# Numerically Controlled Oscillator (NCO) and Direct Digital Synthesis (DDS)

Est. read time: 7 minutes | Last updated: September 12, 2024 by John Gentile

*Contents*

```
import numpy as np
import matplotlib.pyplot as plt
from rfproto import measurements, nco, plot
```

## NCO Basics and Characteristics

A Numerically Controlled Oscillator (NCO) is a way to digitally- and efficiently- generate sinusoidal signals. It has a basic structure consisting of:

- Input phase increment value, $\Delta\theta$, or
*Frequency Control Word (FCW)*, which controls how quickly the phase rotates per clock cycle. Like a phasor, the speed at which phase rotates is related to the*frequency*of the resulting sinusoid. - A
*phase accumulator*stage which adds the PCW each cycle. Again similar to a phasor, this acts as the integrator of phase (as frequency is the integral of phase). The phase accumulator is a fixed-point integer that is expected to roll-over back to 0 beyond its terminal value, similar to phase being bounded from $0\rightarrow 2\pi$. In this way, an $N$ bit-long phase accumulator represents 0 radians when equal to 0, and $2\pi$ radians when equal to $2^{N}-1$. - A
*phase truncation*(or quantizer) stage which takes the $P$ most-significant-bits from the phase accumulator to form the lookup table (LUT) index. $P$ is equal to the number of address bits in the associated wave LUT (or read-only memory (ROM)). $P$ is often much smaller than the phase accumulator length $N$, such that the associated LUT size is not prohibitively large. However, the phase trunctation process introduces periodic phase errors in the output, causing a form of spurious output noise. - A LUT which takes an index/address and outputs an associated output sample value. This LUT is nominally filled with the full-cycle of a sinusoid, such that the input address represents the associated phase for a given output value. In this way, the LUT is also known as a
*phase-to-amplitude*converter. The LUT samples have a quantized value of $M$ bits, representing the signed, fixed-point integer values of the sinusoid’s amplitude at the associated phase value/index. The quantization of a fixed point value to $M$ bits also causes a form of output noise, compared to ideal sinusoidal value.

◆ **Problem to work on**
List the parts that make up the basic structure of an NCO, as given in the NCO page. You won't need the material here.

[Document layout detection data]
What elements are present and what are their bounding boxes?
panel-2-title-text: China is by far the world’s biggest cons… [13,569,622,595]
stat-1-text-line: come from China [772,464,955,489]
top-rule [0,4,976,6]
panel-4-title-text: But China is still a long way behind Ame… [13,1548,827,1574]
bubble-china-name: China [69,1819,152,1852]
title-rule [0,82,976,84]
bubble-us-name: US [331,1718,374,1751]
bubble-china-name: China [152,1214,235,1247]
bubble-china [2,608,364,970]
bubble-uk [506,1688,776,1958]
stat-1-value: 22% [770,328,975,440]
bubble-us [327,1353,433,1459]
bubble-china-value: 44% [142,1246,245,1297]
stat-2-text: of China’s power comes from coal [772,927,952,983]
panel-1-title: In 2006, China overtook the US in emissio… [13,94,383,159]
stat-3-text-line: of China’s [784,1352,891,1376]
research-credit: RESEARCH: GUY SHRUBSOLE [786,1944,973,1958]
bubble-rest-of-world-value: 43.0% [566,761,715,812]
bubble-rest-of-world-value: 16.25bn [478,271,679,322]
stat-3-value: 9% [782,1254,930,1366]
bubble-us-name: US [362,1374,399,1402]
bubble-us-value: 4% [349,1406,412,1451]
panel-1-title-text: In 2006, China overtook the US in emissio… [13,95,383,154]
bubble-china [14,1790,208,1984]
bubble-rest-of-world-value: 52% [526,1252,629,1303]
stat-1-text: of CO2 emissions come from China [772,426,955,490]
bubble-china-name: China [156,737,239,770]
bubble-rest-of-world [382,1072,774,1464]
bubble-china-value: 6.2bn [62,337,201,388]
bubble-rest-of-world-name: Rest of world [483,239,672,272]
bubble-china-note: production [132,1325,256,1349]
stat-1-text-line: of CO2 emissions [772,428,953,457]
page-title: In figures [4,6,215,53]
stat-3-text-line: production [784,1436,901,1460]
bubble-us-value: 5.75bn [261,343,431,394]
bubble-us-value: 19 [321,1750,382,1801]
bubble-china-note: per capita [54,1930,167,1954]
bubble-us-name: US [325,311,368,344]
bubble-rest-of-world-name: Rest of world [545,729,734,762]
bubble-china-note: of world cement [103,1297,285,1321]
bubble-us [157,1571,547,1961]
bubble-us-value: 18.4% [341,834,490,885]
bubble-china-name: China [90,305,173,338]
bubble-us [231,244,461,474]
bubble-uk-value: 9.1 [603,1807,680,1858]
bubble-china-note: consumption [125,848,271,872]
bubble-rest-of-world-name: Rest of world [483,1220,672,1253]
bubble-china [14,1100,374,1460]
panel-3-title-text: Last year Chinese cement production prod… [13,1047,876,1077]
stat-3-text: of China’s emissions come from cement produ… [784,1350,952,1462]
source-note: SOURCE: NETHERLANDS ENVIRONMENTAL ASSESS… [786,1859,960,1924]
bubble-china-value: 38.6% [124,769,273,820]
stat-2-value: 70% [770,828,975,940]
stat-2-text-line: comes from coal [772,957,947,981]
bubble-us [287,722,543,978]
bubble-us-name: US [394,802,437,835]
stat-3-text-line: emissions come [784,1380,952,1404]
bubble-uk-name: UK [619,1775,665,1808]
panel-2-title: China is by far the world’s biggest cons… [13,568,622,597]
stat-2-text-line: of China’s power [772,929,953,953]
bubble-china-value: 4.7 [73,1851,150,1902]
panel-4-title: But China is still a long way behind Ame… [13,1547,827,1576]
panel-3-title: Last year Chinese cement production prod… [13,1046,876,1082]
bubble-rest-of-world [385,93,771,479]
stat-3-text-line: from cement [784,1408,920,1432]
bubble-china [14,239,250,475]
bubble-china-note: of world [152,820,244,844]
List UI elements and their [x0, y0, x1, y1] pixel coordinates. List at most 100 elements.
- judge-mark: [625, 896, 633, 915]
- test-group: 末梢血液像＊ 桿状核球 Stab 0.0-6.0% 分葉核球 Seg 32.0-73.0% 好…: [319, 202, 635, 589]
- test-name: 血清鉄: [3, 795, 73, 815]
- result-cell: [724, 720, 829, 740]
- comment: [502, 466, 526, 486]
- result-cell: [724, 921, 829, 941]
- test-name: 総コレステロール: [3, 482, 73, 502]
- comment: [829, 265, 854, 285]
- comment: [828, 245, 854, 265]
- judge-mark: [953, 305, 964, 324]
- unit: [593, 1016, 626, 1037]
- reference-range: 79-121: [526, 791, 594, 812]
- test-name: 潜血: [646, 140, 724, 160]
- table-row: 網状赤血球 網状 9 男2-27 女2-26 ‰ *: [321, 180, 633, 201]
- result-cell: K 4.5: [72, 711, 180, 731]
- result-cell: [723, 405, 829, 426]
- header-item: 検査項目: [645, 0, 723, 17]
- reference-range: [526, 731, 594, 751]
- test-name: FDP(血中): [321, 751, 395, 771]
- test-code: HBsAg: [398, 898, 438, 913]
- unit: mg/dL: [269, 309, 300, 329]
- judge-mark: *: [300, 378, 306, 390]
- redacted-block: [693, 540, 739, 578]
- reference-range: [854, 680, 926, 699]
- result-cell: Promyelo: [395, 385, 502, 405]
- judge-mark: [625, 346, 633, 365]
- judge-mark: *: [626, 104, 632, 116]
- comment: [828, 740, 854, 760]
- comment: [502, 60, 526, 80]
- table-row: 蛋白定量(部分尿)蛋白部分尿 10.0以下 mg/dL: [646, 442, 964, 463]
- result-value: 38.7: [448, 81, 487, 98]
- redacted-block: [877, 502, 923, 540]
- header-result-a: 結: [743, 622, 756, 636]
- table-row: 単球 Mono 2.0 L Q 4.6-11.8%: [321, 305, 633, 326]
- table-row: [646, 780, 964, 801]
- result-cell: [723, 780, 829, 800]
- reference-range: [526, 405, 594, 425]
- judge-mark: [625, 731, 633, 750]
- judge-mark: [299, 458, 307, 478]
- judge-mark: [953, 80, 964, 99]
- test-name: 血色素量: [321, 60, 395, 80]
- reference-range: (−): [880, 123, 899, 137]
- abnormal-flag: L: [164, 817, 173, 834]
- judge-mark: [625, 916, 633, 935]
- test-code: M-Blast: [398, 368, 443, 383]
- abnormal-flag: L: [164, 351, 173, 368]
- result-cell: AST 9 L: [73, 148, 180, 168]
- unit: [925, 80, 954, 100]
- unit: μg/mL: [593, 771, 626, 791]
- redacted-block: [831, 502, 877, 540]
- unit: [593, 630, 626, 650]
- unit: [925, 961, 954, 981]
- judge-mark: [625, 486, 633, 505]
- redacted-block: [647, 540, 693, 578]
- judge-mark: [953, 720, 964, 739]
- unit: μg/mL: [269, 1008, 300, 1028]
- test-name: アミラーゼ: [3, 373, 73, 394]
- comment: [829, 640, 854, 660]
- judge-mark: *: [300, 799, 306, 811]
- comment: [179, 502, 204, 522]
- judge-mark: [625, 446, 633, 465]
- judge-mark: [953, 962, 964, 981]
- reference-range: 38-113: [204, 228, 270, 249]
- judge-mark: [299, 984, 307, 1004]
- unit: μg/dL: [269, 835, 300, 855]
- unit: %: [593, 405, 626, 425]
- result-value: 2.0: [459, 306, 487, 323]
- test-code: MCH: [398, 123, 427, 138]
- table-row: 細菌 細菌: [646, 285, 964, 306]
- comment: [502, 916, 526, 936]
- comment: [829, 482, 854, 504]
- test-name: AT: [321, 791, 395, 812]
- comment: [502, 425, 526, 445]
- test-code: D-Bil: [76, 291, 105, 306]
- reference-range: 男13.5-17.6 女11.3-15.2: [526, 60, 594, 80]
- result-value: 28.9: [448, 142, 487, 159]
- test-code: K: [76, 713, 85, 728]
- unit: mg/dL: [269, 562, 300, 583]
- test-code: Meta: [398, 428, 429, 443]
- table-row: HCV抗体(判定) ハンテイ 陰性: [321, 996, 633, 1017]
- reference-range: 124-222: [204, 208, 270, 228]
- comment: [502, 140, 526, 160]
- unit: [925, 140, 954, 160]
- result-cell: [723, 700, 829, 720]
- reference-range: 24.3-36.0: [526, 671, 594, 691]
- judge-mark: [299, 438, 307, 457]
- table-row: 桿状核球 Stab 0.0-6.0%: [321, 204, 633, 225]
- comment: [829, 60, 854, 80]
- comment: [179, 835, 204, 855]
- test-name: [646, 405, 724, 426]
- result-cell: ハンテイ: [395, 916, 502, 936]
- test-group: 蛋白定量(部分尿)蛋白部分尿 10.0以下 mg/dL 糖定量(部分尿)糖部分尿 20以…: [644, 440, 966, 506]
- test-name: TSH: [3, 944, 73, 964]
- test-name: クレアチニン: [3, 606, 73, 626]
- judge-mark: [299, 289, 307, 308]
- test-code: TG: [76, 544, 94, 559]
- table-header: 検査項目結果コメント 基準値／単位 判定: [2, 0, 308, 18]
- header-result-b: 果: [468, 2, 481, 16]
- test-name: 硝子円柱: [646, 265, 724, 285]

◆ **Output for this exercise**
- Input phase increment value ($\Delta\theta$), or Frequency Control Word (FCW)
- Phase accumulator stage
- Phase truncation (or quantizer) stage
- Lookup table (LUT), also known as a phase-to-amplitude converter